The tasks
[a] In the court opinion, which limitations period did the district court apply to Wilson's retaliation claim?
[b] From the court opinion, extract the stretch from "Karen Wilson brought" through "for further proceedings." word for word.

Provided passage
U.S. ex rel. Wilson v. Graham County Soil

Decision Date29 April 2004
Docket NumberNo. 03-1122.,03-1122.
PartiesUNITED STATES of America ex rel. Karen T. WILSON, Plaintiff-Appellant, v. GRAHAM COUNTY SOIL & WATER CONSERVATION DISTRICT; Cherokee County Soil & Water Conservation District; Richard Greene; William Timpson; Keith Orr; Raymond Williams; Dale Wiggins; Gerald Phillips; Allen Dehart; Lloyd Millsaps; Jerry Williams; Billy Brown; Lynn Cody; Bill Tipton; C.B. Newton; Eddie Wood; Graham County, Defendants-Appellees, and Graham County Board of County Commissioners; Cherokee County Board Of County Commissioners; Cherie Greene; Ricky Stiles; Betty Jean Orr; Joyce Lane; Jimmy Orr; Eugene Morrow; Charles Lane; Charles Laney; George Postell; Lloyd Kissleburg; Ted Orr; Bernice Orr; John Doe; John Doe Corporations, And Defendant; Government Entities 1-99, Defendants.
CourtU.S. Court of Appeals — Fourth Circuit

ARGUED: Mark Tucker Hurt, Abingdon, Virginia, for Appellant. Ben Oshel Bridgers, Bridgers & Ridenour, Sylva, North Carolina, for Appellees. ON BRIEF: Brian S. McCoy, Rock Hill, South Carolina, for Appellant. Scott D. MacLatchie, Womble, Carlyle, Sandridge & Rice, Charlotte, North Carolina; Jill Hickey, North Carolina Department Of Justice, Raleigh, North Carolina, for Appellees.

Before WILKINSON, MICHAEL, and DUNCAN, Circuit Judges.

Vacated and remanded by published opinion. Judge Duncan wrote the opinion, in which Judge Michael joined. Judge Wilkinson wrote a dissenting opinion.

OPINION

DUNCAN, Circuit Judge:

Karen Wilson brought a qui tam action under the Federal False Claims Act, 31 U.S.C. §§ 3729-3733 (2000) ("the FCA" or "the Act"), alleging that her coworkers had submitted false claims to the federal government in violation of the FCA and that she was constructively discharged in retaliation for reporting these activities. Deciding that the six-year limitations period of the FCA did not apply to the retaliation claim, the district court applied North Carolina's three-year limitations period for wrongful discharge actions and dismissed Wilson's claim as untimely. Because we conclude that the six-year limitations period of the FCA does apply to retaliation claims under the Act, we reverse the district court's dismissal and remand for further proceedings.

I.

Wilson is a former part-time secretary at the Graham County Soil & Water Conservation District ("the Conservation District"). On January 25, 2001, Wilson filed a qui tam action pursuant to § 3730(b) of the FCA, alleging that several of her former coworkers at the Conservation District had intentionally submitted false claims for reimbursement from three programs created or funded by the federal government. Wilson's complaint further alleged that after she reported her concerns in a letter to federal authorities, her supervisors and coworkers initiated a pattern of harassment that precipitated her resignation on March 7, 1997.

Information provided
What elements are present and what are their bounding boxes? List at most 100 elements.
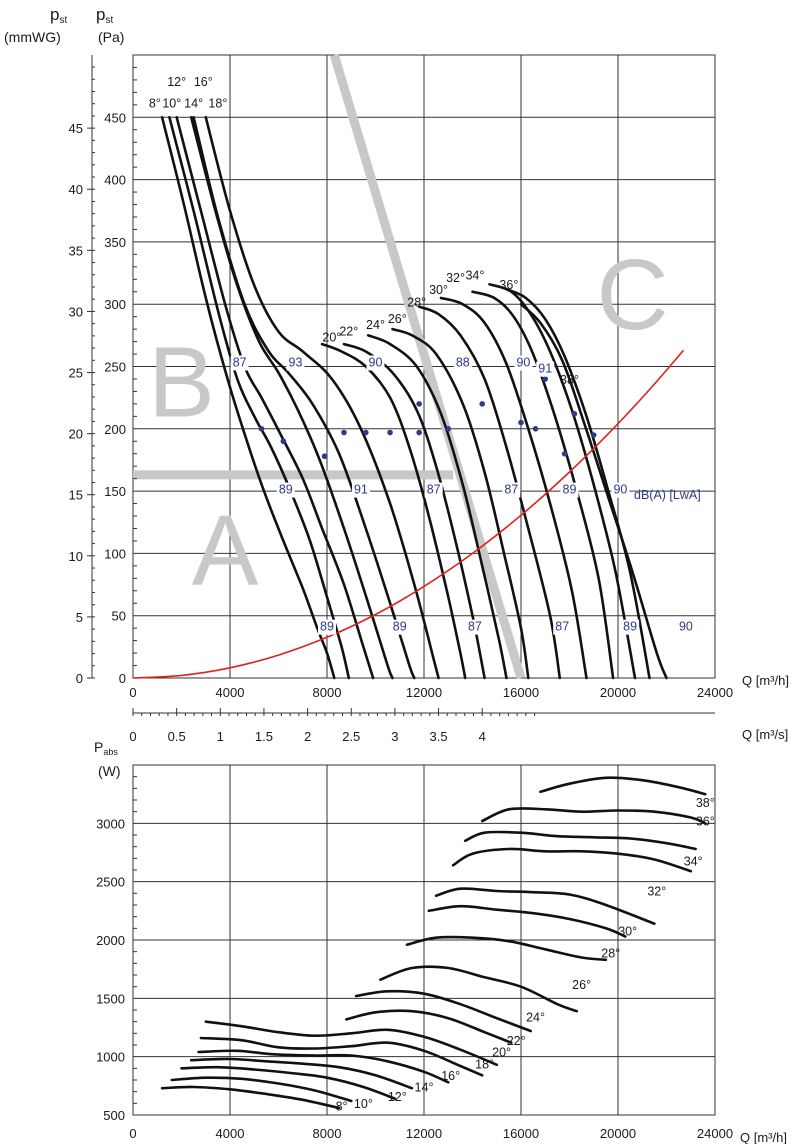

Answers per task
[a] North Carolina's three-year limitations period for wrongful discharge actions.

[b]
Karen Wilson brought a qui tam action under the Federal False Claims Act, 31 U.S.C. §§ 3729-3733 (2000) ("the FCA" or "the Act"), alleging that her coworkers had submitted false claims to the federal government in violation of the FCA and that she was constructively discharged in retaliation for reporting these activities. Deciding that the six-year limitations period of the FCA did not apply to the retaliation claim, the district court applied North Carolina's three-year limitations period for wrongful discharge actions and dismissed Wilson's claim as untimely. Because we conclude that the six-year limitations period of the FCA does apply to retaliation claims under the Act, we reverse the district court's dismissal and remand for further proceedings.